# Exercise aim:
Give only a count of the lines that include the string "Dynamic".

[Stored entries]
-- -- --

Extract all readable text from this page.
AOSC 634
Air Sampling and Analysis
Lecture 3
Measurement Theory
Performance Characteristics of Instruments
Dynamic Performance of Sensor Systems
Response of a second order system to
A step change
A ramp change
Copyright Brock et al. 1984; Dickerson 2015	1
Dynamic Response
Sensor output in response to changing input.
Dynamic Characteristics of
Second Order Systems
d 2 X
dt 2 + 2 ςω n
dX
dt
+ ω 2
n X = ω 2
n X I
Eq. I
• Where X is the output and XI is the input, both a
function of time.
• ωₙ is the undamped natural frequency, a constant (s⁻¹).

-- -- --

# Exercise answer:
3